• _WHAT IS NEEDED_:
Will you output the entries below exactly, skipping every image they contain?

• _GIVEN RECORDS_:
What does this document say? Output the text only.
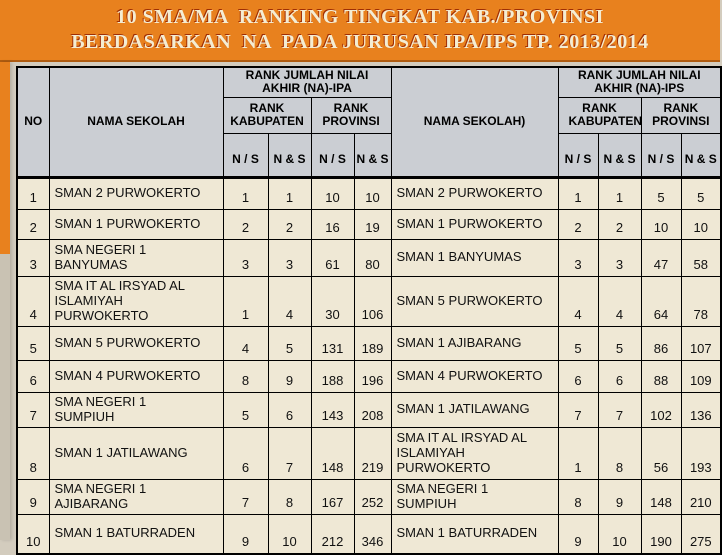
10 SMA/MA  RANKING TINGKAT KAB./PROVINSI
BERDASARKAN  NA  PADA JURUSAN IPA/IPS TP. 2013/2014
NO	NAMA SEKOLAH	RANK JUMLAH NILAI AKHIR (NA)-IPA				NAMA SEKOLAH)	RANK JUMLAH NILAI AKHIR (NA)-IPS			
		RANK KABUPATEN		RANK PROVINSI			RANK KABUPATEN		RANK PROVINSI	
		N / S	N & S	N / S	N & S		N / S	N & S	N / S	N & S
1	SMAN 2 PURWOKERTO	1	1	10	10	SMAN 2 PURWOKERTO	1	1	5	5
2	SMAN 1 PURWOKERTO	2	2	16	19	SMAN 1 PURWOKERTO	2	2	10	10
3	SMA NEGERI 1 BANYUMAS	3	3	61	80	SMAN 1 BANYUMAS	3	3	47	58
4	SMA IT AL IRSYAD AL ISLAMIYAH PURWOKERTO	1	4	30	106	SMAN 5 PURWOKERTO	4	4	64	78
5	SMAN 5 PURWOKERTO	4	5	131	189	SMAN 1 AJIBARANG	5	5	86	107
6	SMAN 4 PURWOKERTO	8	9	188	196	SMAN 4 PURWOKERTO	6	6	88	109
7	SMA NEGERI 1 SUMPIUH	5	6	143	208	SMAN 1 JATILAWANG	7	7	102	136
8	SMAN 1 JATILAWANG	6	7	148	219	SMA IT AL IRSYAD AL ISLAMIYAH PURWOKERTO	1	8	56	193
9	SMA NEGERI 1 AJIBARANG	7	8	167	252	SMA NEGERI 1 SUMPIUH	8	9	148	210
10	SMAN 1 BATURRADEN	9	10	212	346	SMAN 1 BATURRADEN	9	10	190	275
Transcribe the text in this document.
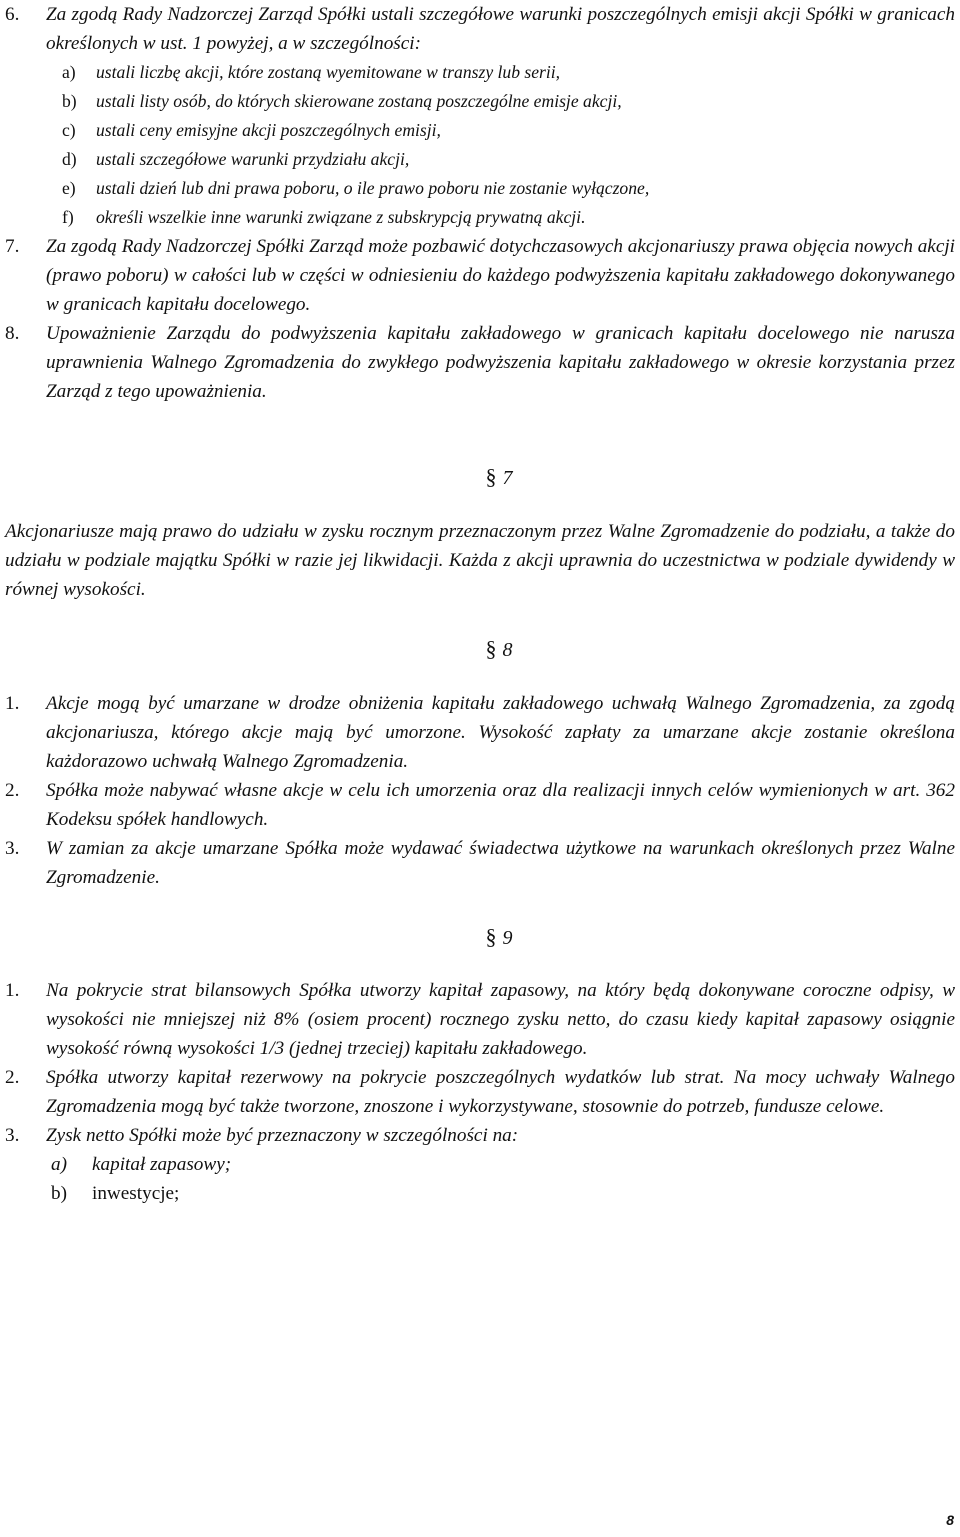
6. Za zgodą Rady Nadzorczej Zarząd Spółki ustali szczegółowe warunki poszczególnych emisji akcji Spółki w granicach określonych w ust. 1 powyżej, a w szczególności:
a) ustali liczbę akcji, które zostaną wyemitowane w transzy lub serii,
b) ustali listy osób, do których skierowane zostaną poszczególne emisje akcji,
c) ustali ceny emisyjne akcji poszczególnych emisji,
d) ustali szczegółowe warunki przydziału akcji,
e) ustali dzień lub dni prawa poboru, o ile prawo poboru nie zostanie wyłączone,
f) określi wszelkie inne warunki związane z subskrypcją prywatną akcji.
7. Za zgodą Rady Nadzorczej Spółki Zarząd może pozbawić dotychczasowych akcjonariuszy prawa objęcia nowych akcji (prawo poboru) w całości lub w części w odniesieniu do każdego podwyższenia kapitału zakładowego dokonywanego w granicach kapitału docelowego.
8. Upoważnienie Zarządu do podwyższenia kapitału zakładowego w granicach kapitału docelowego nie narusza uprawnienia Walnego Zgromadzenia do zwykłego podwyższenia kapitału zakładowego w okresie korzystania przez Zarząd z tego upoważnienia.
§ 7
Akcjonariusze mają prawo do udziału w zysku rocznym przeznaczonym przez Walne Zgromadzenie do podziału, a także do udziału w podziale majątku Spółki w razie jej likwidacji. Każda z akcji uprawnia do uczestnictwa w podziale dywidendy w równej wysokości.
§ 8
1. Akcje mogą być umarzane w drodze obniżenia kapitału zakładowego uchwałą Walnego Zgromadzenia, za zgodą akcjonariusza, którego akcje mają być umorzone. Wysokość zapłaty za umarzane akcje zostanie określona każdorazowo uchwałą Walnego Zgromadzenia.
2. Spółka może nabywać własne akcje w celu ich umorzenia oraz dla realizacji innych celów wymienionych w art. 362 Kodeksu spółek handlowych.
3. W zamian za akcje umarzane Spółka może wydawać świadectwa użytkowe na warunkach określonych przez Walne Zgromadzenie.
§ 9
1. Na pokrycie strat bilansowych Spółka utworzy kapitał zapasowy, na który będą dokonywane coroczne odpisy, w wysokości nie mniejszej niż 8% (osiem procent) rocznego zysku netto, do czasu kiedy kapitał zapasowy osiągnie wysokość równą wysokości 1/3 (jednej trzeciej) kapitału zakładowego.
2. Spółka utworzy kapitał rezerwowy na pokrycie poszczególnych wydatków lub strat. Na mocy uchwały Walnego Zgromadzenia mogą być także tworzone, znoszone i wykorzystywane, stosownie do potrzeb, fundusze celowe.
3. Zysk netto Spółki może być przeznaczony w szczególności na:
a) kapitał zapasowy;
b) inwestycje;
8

• _FINISHED TASK_:
What does this document say? Output the text only.
10 SMA/MA  RANKING TINGKAT KAB./PROVINSI
BERDASARKAN  NA  PADA JURUSAN IPA/IPS TP. 2013/2014
NO	NAMA SEKOLAH	RANK JUMLAH NILAI AKHIR (NA)-IPA				NAMA SEKOLAH)	RANK JUMLAH NILAI AKHIR (NA)-IPS			
		RANK KABUPATEN		RANK PROVINSI			RANK KABUPATEN		RANK PROVINSI	
		N / S	N & S	N / S	N & S		N / S	N & S	N / S	N & S
1	SMAN 2 PURWOKERTO	1	1	10	10	SMAN 2 PURWOKERTO	1	1	5	5
2	SMAN 1 PURWOKERTO	2	2	16	19	SMAN 1 PURWOKERTO	2	2	10	10
3	SMA NEGERI 1 BANYUMAS	3	3	61	80	SMAN 1 BANYUMAS	3	3	47	58
4	SMA IT AL IRSYAD AL ISLAMIYAH PURWOKERTO	1	4	30	106	SMAN 5 PURWOKERTO	4	4	64	78
5	SMAN 5 PURWOKERTO	4	5	131	189	SMAN 1 AJIBARANG	5	5	86	107
6	SMAN 4 PURWOKERTO	8	9	188	196	SMAN 4 PURWOKERTO	6	6	88	109
7	SMA NEGERI 1 SUMPIUH	5	6	143	208	SMAN 1 JATILAWANG	7	7	102	136
8	SMAN 1 JATILAWANG	6	7	148	219	SMA IT AL IRSYAD AL ISLAMIYAH PURWOKERTO	1	8	56	193
9	SMA NEGERI 1 AJIBARANG	7	8	167	252	SMA NEGERI 1 SUMPIUH	8	9	148	210
10	SMAN 1 BATURRADEN	9	10	212	346	SMAN 1 BATURRADEN	9	10	190	275
Transcribe the text in this document.
6. Za zgodą Rady Nadzorczej Zarząd Spółki ustali szczegółowe warunki poszczególnych emisji akcji Spółki w granicach określonych w ust. 1 powyżej, a w szczególności:
a) ustali liczbę akcji, które zostaną wyemitowane w transzy lub serii,
b) ustali listy osób, do których skierowane zostaną poszczególne emisje akcji,
c) ustali ceny emisyjne akcji poszczególnych emisji,
d) ustali szczegółowe warunki przydziału akcji,
e) ustali dzień lub dni prawa poboru, o ile prawo poboru nie zostanie wyłączone,
f) określi wszelkie inne warunki związane z subskrypcją prywatną akcji.
7. Za zgodą Rady Nadzorczej Spółki Zarząd może pozbawić dotychczasowych akcjonariuszy prawa objęcia nowych akcji (prawo poboru) w całości lub w części w odniesieniu do każdego podwyższenia kapitału zakładowego dokonywanego w granicach kapitału docelowego.
8. Upoważnienie Zarządu do podwyższenia kapitału zakładowego w granicach kapitału docelowego nie narusza uprawnienia Walnego Zgromadzenia do zwykłego podwyższenia kapitału zakładowego w okresie korzystania przez Zarząd z tego upoważnienia.
§ 7
Akcjonariusze mają prawo do udziału w zysku rocznym przeznaczonym przez Walne Zgromadzenie do podziału, a także do udziału w podziale majątku Spółki w razie jej likwidacji. Każda z akcji uprawnia do uczestnictwa w podziale dywidendy w równej wysokości.
§ 8
1. Akcje mogą być umarzane w drodze obniżenia kapitału zakładowego uchwałą Walnego Zgromadzenia, za zgodą akcjonariusza, którego akcje mają być umorzone. Wysokość zapłaty za umarzane akcje zostanie określona każdorazowo uchwałą Walnego Zgromadzenia.
2. Spółka może nabywać własne akcje w celu ich umorzenia oraz dla realizacji innych celów wymienionych w art. 362 Kodeksu spółek handlowych.
3. W zamian za akcje umarzane Spółka może wydawać świadectwa użytkowe na warunkach określonych przez Walne Zgromadzenie.
§ 9
1. Na pokrycie strat bilansowych Spółka utworzy kapitał zapasowy, na który będą dokonywane coroczne odpisy, w wysokości nie mniejszej niż 8% (osiem procent) rocznego zysku netto, do czasu kiedy kapitał zapasowy osiągnie wysokość równą wysokości 1/3 (jednej trzeciej) kapitału zakładowego.
2. Spółka utworzy kapitał rezerwowy na pokrycie poszczególnych wydatków lub strat. Na mocy uchwały Walnego Zgromadzenia mogą być także tworzone, znoszone i wykorzystywane, stosownie do potrzeb, fundusze celowe.
3. Zysk netto Spółki może być przeznaczony w szczególności na:
a) kapitał zapasowy;
b) inwestycje;
8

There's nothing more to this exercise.